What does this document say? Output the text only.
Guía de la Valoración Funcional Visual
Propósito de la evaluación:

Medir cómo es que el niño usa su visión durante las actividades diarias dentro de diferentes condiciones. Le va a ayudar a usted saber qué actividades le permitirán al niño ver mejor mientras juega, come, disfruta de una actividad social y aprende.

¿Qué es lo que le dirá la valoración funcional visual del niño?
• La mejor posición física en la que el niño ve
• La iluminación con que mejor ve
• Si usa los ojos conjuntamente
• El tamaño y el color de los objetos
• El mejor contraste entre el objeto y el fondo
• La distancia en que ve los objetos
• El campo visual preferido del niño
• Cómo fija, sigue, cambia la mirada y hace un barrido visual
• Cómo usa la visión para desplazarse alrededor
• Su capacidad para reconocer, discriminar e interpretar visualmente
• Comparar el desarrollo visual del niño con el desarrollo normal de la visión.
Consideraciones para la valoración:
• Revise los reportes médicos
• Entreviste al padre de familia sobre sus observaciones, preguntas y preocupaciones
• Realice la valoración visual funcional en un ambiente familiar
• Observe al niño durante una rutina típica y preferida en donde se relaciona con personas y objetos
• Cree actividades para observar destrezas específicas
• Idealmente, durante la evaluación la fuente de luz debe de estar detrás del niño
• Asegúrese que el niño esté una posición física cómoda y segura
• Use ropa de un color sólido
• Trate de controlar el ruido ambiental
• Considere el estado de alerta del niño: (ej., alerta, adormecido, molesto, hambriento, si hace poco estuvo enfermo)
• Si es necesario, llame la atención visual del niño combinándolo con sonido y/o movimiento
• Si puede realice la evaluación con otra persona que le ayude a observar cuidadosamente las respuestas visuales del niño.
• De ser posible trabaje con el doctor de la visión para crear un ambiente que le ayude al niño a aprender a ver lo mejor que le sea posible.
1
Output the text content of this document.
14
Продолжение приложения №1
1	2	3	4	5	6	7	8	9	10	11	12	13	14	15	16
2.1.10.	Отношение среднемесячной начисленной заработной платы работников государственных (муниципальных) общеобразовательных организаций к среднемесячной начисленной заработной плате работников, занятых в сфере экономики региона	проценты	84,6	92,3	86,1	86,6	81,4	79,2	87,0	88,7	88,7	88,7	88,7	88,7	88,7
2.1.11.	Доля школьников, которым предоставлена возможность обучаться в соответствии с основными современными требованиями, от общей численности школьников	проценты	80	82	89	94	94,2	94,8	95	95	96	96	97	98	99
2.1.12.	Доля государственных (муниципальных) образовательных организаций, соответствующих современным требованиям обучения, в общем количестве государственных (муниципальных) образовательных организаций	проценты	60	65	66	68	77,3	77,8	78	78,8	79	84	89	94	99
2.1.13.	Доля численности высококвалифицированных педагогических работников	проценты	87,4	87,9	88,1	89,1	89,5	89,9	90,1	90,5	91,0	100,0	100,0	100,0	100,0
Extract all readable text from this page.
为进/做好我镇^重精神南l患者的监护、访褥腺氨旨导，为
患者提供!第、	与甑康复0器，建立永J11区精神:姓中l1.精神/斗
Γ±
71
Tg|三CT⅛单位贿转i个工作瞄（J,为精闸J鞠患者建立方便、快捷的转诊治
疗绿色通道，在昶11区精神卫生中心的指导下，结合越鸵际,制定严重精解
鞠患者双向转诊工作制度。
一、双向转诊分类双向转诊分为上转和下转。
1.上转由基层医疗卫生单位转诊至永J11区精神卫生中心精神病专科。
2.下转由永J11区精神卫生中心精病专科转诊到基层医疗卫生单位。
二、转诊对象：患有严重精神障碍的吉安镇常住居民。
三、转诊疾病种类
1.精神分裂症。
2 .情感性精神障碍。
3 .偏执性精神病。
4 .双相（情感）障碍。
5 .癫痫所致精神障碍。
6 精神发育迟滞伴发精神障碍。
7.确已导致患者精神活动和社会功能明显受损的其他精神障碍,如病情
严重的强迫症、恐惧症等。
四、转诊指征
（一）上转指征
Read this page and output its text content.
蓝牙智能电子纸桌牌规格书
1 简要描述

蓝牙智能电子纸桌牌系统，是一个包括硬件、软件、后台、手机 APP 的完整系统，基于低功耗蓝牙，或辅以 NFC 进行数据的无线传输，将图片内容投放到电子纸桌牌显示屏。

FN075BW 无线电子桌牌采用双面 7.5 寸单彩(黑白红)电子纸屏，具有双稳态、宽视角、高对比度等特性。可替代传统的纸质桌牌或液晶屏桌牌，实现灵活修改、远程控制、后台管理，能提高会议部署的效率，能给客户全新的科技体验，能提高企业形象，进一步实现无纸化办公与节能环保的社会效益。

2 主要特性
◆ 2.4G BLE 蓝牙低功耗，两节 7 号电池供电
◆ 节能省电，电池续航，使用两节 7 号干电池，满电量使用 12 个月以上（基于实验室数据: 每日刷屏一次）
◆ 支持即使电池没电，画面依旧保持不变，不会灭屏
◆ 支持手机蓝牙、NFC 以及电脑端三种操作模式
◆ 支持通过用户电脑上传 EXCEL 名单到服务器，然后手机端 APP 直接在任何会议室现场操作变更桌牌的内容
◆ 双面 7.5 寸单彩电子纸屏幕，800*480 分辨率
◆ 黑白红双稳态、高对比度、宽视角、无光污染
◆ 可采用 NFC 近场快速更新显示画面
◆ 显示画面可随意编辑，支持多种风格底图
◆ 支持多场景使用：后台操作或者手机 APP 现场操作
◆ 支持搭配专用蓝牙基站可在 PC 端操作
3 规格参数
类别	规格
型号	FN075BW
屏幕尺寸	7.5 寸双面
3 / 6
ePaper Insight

=-=-=

● **What to work on**
Extract all of the material exactly as it is written.

● **Full solution**
What does this document say? Output the text only.
Guía de la Valoración Funcional Visual
Propósito de la evaluación:

Medir cómo es que el niño usa su visión durante las actividades diarias dentro de diferentes condiciones. Le va a ayudar a usted saber qué actividades le permitirán al niño ver mejor mientras juega, come, disfruta de una actividad social y aprende.

¿Qué es lo que le dirá la valoración funcional visual del niño?
• La mejor posición física en la que el niño ve
• La iluminación con que mejor ve
• Si usa los ojos conjuntamente
• El tamaño y el color de los objetos
• El mejor contraste entre el objeto y el fondo
• La distancia en que ve los objetos
• El campo visual preferido del niño
• Cómo fija, sigue, cambia la mirada y hace un barrido visual
• Cómo usa la visión para desplazarse alrededor
• Su capacidad para reconocer, discriminar e interpretar visualmente
• Comparar el desarrollo visual del niño con el desarrollo normal de la visión.
Consideraciones para la valoración:
• Revise los reportes médicos
• Entreviste al padre de familia sobre sus observaciones, preguntas y preocupaciones
• Realice la valoración visual funcional en un ambiente familiar
• Observe al niño durante una rutina típica y preferida en donde se relaciona con personas y objetos
• Cree actividades para observar destrezas específicas
• Idealmente, durante la evaluación la fuente de luz debe de estar detrás del niño
• Asegúrese que el niño esté una posición física cómoda y segura
• Use ropa de un color sólido
• Trate de controlar el ruido ambiental
• Considere el estado de alerta del niño: (ej., alerta, adormecido, molesto, hambriento, si hace poco estuvo enfermo)
• Si es necesario, llame la atención visual del niño combinándolo con sonido y/o movimiento
• Si puede realice la evaluación con otra persona que le ayude a observar cuidadosamente las respuestas visuales del niño.
• De ser posible trabaje con el doctor de la visión para crear un ambiente que le ayude al niño a aprender a ver lo mejor que le sea posible.
1
Output the text content of this document.
14
Продолжение приложения №1
1	2	3	4	5	6	7	8	9	10	11	12	13	14	15	16
2.1.10.	Отношение среднемесячной начисленной заработной платы работников государственных (муниципальных) общеобразовательных организаций к среднемесячной начисленной заработной плате работников, занятых в сфере экономики региона	проценты	84,6	92,3	86,1	86,6	81,4	79,2	87,0	88,7	88,7	88,7	88,7	88,7	88,7
2.1.11.	Доля школьников, которым предоставлена возможность обучаться в соответствии с основными современными требованиями, от общей численности школьников	проценты	80	82	89	94	94,2	94,8	95	95	96	96	97	98	99
2.1.12.	Доля государственных (муниципальных) образовательных организаций, соответствующих современным требованиям обучения, в общем количестве государственных (муниципальных) образовательных организаций	проценты	60	65	66	68	77,3	77,8	78	78,8	79	84	89	94	99
2.1.13.	Доля численности высококвалифицированных педагогических работников	проценты	87,4	87,9	88,1	89,1	89,5	89,9	90,1	90,5	91,0	100,0	100,0	100,0	100,0
Extract all readable text from this page.
为进/做好我镇^重精神南l患者的监护、访褥腺氨旨导，为
患者提供!第、	与甑康复0器，建立永J11区精神:姓中l1.精神/斗
Γ±
71
Tg|三CT⅛单位贿转i个工作瞄（J,为精闸J鞠患者建立方便、快捷的转诊治
疗绿色通道，在昶11区精神卫生中心的指导下，结合越鸵际,制定严重精解
鞠患者双向转诊工作制度。
一、双向转诊分类双向转诊分为上转和下转。
1.上转由基层医疗卫生单位转诊至永J11区精神卫生中心精神病专科。
2.下转由永J11区精神卫生中心精病专科转诊到基层医疗卫生单位。
二、转诊对象：患有严重精神障碍的吉安镇常住居民。
三、转诊疾病种类
1.精神分裂症。
2 .情感性精神障碍。
3 .偏执性精神病。
4 .双相（情感）障碍。
5 .癫痫所致精神障碍。
6 精神发育迟滞伴发精神障碍。
7.确已导致患者精神活动和社会功能明显受损的其他精神障碍,如病情
严重的强迫症、恐惧症等。
四、转诊指征
（一）上转指征
Read this page and output its text content.
蓝牙智能电子纸桌牌规格书
1 简要描述

蓝牙智能电子纸桌牌系统，是一个包括硬件、软件、后台、手机 APP 的完整系统，基于低功耗蓝牙，或辅以 NFC 进行数据的无线传输，将图片内容投放到电子纸桌牌显示屏。

FN075BW 无线电子桌牌采用双面 7.5 寸单彩(黑白红)电子纸屏，具有双稳态、宽视角、高对比度等特性。可替代传统的纸质桌牌或液晶屏桌牌，实现灵活修改、远程控制、后台管理，能提高会议部署的效率，能给客户全新的科技体验，能提高企业形象，进一步实现无纸化办公与节能环保的社会效益。

2 主要特性
◆ 2.4G BLE 蓝牙低功耗，两节 7 号电池供电
◆ 节能省电，电池续航，使用两节 7 号干电池，满电量使用 12 个月以上（基于实验室数据: 每日刷屏一次）
◆ 支持即使电池没电，画面依旧保持不变，不会灭屏
◆ 支持手机蓝牙、NFC 以及电脑端三种操作模式
◆ 支持通过用户电脑上传 EXCEL 名单到服务器，然后手机端 APP 直接在任何会议室现场操作变更桌牌的内容
◆ 双面 7.5 寸单彩电子纸屏幕，800*480 分辨率
◆ 黑白红双稳态、高对比度、宽视角、无光污染
◆ 可采用 NFC 近场快速更新显示画面
◆ 显示画面可随意编辑，支持多种风格底图
◆ 支持多场景使用：后台操作或者手机 APP 现场操作
◆ 支持搭配专用蓝牙基站可在 PC 端操作
3 规格参数
类别	规格
型号	FN075BW
屏幕尺寸	7.5 寸双面
3 / 6
ePaper Insight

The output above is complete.